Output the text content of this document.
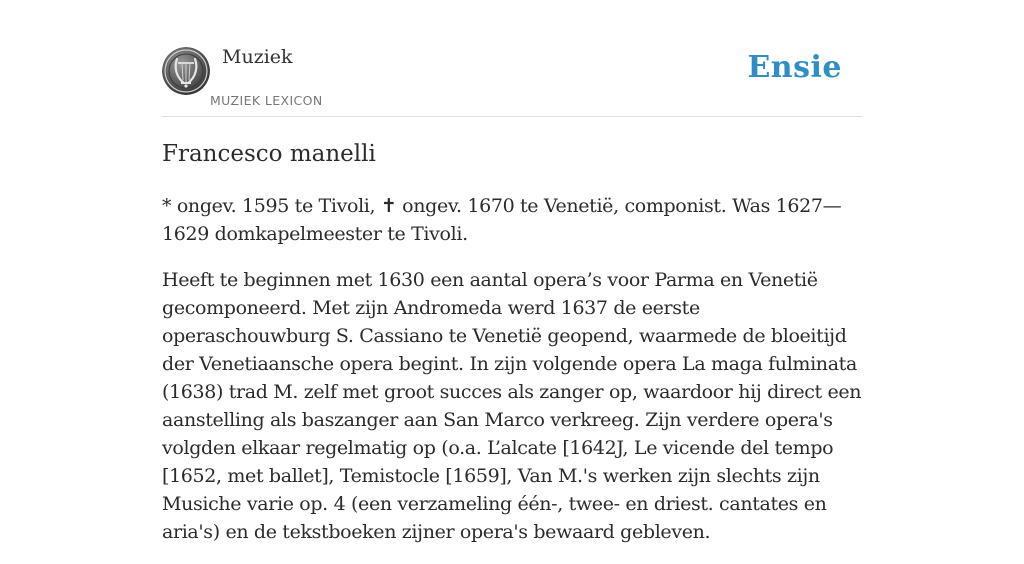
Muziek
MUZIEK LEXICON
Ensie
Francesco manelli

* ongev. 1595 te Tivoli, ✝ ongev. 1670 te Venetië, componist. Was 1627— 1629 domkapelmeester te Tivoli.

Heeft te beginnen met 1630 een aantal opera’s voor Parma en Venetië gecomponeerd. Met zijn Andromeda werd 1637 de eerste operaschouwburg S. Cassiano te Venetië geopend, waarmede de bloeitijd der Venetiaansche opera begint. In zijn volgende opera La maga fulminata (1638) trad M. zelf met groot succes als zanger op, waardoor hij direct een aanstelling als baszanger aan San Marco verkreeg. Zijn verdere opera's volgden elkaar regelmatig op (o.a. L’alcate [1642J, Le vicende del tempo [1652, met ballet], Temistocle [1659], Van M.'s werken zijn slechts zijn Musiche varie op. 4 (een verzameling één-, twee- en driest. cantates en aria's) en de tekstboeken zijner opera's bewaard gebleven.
---*---
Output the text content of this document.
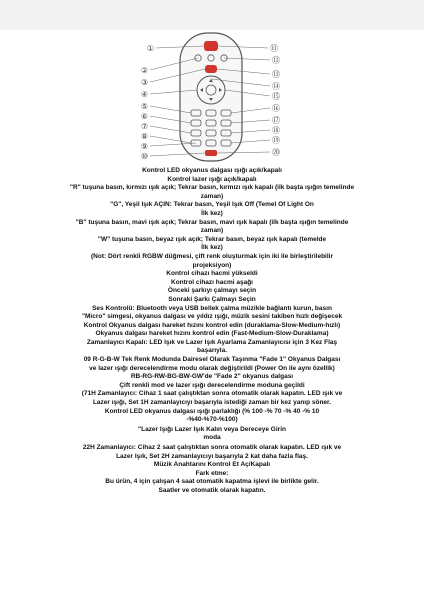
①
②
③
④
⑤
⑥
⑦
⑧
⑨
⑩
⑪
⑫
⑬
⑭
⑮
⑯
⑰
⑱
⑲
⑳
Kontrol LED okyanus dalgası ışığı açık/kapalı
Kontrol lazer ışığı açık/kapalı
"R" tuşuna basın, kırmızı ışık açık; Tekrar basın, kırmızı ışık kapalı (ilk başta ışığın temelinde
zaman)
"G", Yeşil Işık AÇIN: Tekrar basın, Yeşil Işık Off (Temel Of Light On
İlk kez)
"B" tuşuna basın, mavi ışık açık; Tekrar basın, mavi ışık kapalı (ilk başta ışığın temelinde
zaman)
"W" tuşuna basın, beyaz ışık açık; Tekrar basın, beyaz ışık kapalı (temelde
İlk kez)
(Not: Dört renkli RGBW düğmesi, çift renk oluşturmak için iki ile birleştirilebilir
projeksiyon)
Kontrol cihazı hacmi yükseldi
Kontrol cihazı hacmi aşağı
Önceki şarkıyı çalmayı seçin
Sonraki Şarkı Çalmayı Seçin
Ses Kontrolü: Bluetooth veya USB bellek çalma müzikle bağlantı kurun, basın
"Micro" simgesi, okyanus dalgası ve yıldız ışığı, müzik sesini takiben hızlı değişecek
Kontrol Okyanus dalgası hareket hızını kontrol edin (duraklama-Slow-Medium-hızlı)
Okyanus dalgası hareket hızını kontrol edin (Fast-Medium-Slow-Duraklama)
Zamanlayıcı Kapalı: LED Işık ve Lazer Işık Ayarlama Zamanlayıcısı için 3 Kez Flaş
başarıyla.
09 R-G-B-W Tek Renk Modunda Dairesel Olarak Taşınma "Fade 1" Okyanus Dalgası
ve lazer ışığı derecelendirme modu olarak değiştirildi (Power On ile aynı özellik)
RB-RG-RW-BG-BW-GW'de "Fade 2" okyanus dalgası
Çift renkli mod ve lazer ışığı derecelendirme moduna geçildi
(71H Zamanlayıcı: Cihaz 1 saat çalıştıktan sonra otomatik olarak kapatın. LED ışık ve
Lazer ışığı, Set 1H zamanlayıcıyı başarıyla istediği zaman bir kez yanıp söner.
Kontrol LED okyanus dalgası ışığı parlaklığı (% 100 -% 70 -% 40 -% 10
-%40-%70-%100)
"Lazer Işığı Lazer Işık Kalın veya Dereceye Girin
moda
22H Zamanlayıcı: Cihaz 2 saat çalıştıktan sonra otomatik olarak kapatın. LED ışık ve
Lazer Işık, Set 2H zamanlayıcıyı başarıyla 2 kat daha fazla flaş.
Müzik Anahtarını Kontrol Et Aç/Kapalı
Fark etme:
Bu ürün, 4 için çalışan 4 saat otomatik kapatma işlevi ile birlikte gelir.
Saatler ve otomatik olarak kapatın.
---*---
• _WHAT TO WORK ON_: Look through the records and gather every line containing "hacmi".

• _CORRECT RESPONSE_:
Kontrol cihazı hacmi yükseldi
Kontrol cihazı hacmi aşağı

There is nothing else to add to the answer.